- The problem
Look through the data for the string "text". Copy every line where it is found.

- Stored records

[Start]

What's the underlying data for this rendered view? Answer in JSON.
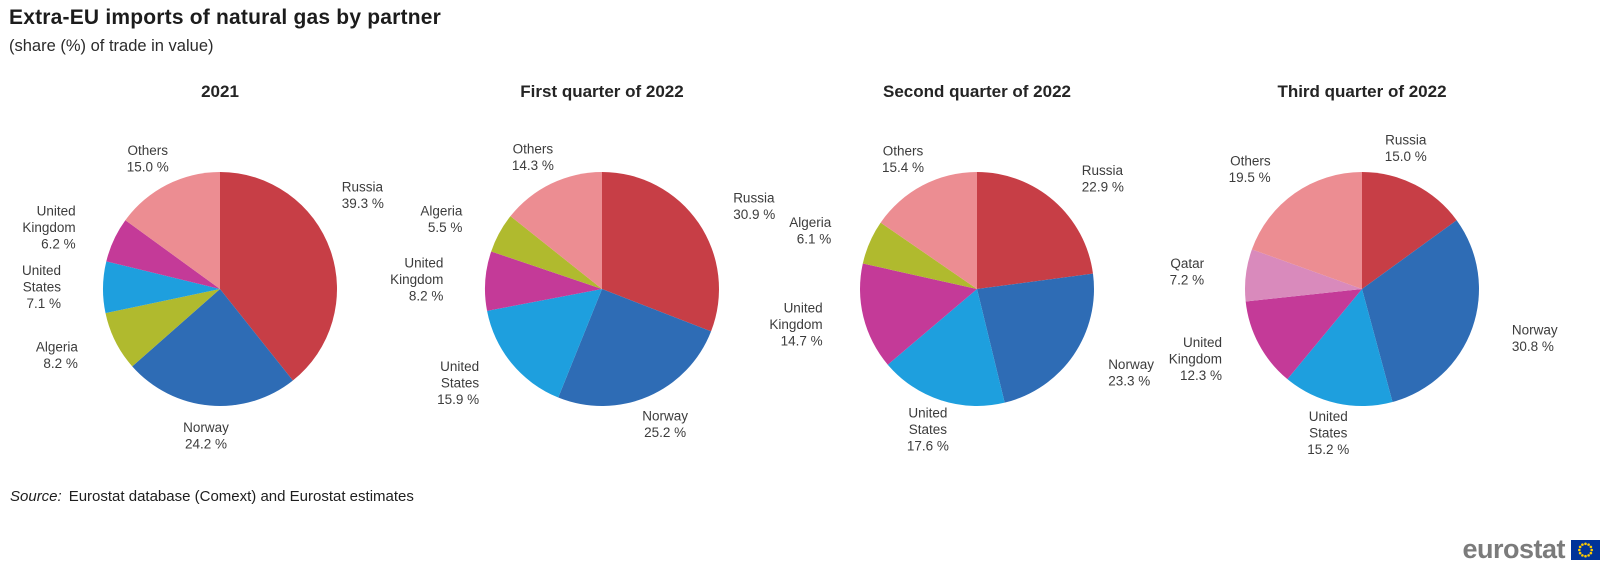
{
  "header": {
    "title": "Extra-EU imports of natural gas by partner",
    "subtitle": "(share (%) of trade in value)"
  },
  "source": {
    "prefix": "Source:",
    "text": "Eurostat database (Comext) and Eurostat estimates"
  },
  "logo": {
    "text": "eurostat",
    "flag_color": "#003399",
    "star_color": "#ffcc00"
  },
  "palette": {
    "Russia": "#c73e46",
    "Norway": "#2e6cb5",
    "United States": "#1e9fde",
    "United Kingdom": "#c43a98",
    "Algeria": "#b0ba2e",
    "Qatar": "#d98abc",
    "Others": "#ec8d92"
  },
  "chart_data": [
    {
      "type": "pie",
      "title": "2021",
      "start_angle": 0,
      "direction": "clockwise",
      "labels_position": "outside",
      "slices": [
        {
          "label": "Russia",
          "lines": [
            "Russia"
          ],
          "value": 39.3,
          "pct": "39.3 %",
          "label_angle": 50
        },
        {
          "label": "Norway",
          "lines": [
            "Norway"
          ],
          "value": 24.2,
          "pct": "24.2 %"
        },
        {
          "label": "Algeria",
          "lines": [
            "Algeria"
          ],
          "value": 8.2,
          "pct": "8.2 %"
        },
        {
          "label": "United States",
          "lines": [
            "United",
            "States"
          ],
          "value": 7.1,
          "pct": "7.1 %"
        },
        {
          "label": "United Kingdom",
          "lines": [
            "United",
            "Kingdom"
          ],
          "value": 6.2,
          "pct": "6.2 %"
        },
        {
          "label": "Others",
          "lines": [
            "Others"
          ],
          "value": 15.0,
          "pct": "15.0 %"
        }
      ]
    },
    {
      "type": "pie",
      "title": "First quarter of 2022",
      "start_angle": 0,
      "direction": "clockwise",
      "labels_position": "outside",
      "slices": [
        {
          "label": "Russia",
          "lines": [
            "Russia"
          ],
          "value": 30.9,
          "pct": "30.9 %"
        },
        {
          "label": "Norway",
          "lines": [
            "Norway"
          ],
          "value": 25.2,
          "pct": "25.2 %"
        },
        {
          "label": "United States",
          "lines": [
            "United",
            "States"
          ],
          "value": 15.9,
          "pct": "15.9 %"
        },
        {
          "label": "United Kingdom",
          "lines": [
            "United",
            "Kingdom"
          ],
          "value": 8.2,
          "pct": "8.2 %"
        },
        {
          "label": "Algeria",
          "lines": [
            "Algeria"
          ],
          "value": 5.5,
          "pct": "5.5 %"
        },
        {
          "label": "Others",
          "lines": [
            "Others"
          ],
          "value": 14.3,
          "pct": "14.3 %"
        }
      ]
    },
    {
      "type": "pie",
      "title": "Second quarter of 2022",
      "start_angle": 0,
      "direction": "clockwise",
      "labels_position": "outside",
      "slices": [
        {
          "label": "Russia",
          "lines": [
            "Russia"
          ],
          "value": 22.9,
          "pct": "22.9 %"
        },
        {
          "label": "Norway",
          "lines": [
            "Norway"
          ],
          "value": 23.3,
          "pct": "23.3 %"
        },
        {
          "label": "United States",
          "lines": [
            "United",
            "States"
          ],
          "value": 17.6,
          "pct": "17.6 %"
        },
        {
          "label": "United Kingdom",
          "lines": [
            "United",
            "Kingdom"
          ],
          "value": 14.7,
          "pct": "14.7 %"
        },
        {
          "label": "Algeria",
          "lines": [
            "Algeria"
          ],
          "value": 6.1,
          "pct": "6.1 %"
        },
        {
          "label": "Others",
          "lines": [
            "Others"
          ],
          "value": 15.4,
          "pct": "15.4 %"
        }
      ]
    },
    {
      "type": "pie",
      "title": "Third quarter of 2022",
      "start_angle": 0,
      "direction": "clockwise",
      "labels_position": "outside",
      "slices": [
        {
          "label": "Russia",
          "lines": [
            "Russia"
          ],
          "value": 15.0,
          "pct": "15.0 %",
          "label_angle": 16
        },
        {
          "label": "Norway",
          "lines": [
            "Norway"
          ],
          "value": 30.8,
          "pct": "30.8 %"
        },
        {
          "label": "United States",
          "lines": [
            "United",
            "States"
          ],
          "value": 15.2,
          "pct": "15.2 %"
        },
        {
          "label": "United Kingdom",
          "lines": [
            "United",
            "Kingdom"
          ],
          "value": 12.3,
          "pct": "12.3 %"
        },
        {
          "label": "Qatar",
          "lines": [
            "Qatar"
          ],
          "value": 7.2,
          "pct": "7.2 %"
        },
        {
          "label": "Others",
          "lines": [
            "Others"
          ],
          "value": 19.5,
          "pct": "19.5 %"
        }
      ]
    }
  ]
}
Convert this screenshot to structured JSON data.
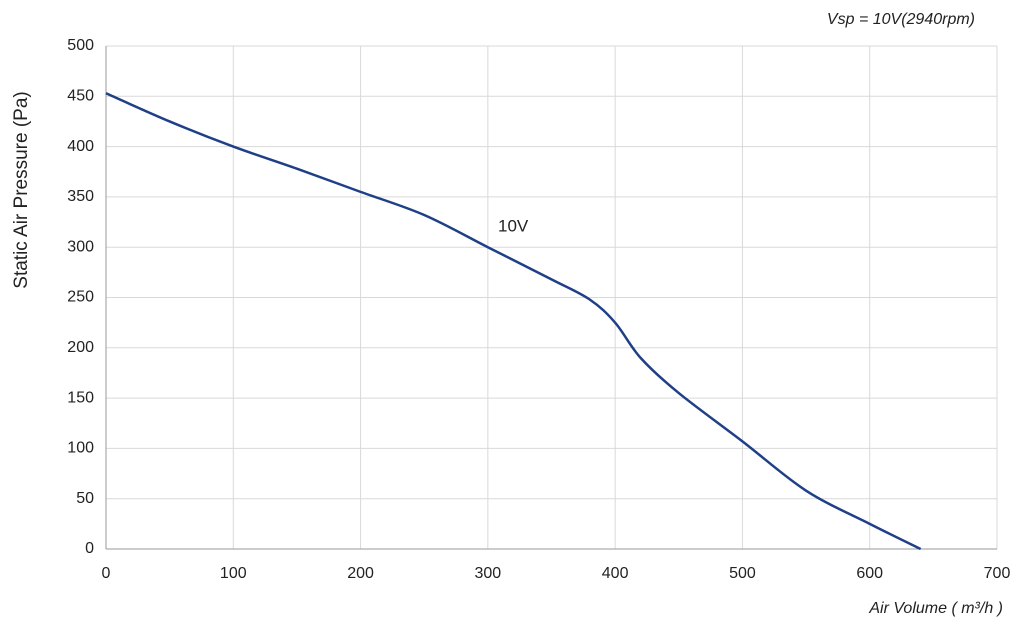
{
  "chart_data": {
    "type": "line",
    "subtitle": "Vsp = 10V(2940rpm)",
    "x_label": "Air Volume ( m³/h )",
    "y_label": "Static Air Pressure  (Pa)",
    "annotation": "10V",
    "x": [
      0,
      50,
      100,
      150,
      200,
      250,
      300,
      350,
      380,
      400,
      420,
      450,
      500,
      550,
      600,
      640
    ],
    "series": [
      {
        "color": "#1f3f87",
        "values": [
          453,
          425,
          400,
          378,
          355,
          332,
          300,
          268,
          248,
          225,
          190,
          155,
          107,
          58,
          25,
          0
        ]
      }
    ],
    "xlim": [
      0,
      700
    ],
    "xticks": [
      0,
      100,
      200,
      300,
      400,
      500,
      600,
      700
    ],
    "ylim": [
      0,
      500
    ],
    "yticks": [
      0,
      50,
      100,
      150,
      200,
      250,
      300,
      350,
      400,
      450,
      500
    ],
    "grid": true
  }
}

[End]

- Exercise response
    "text": "Eurostat database (Comext) and Eurostat estimates"
    "text": "eurostat",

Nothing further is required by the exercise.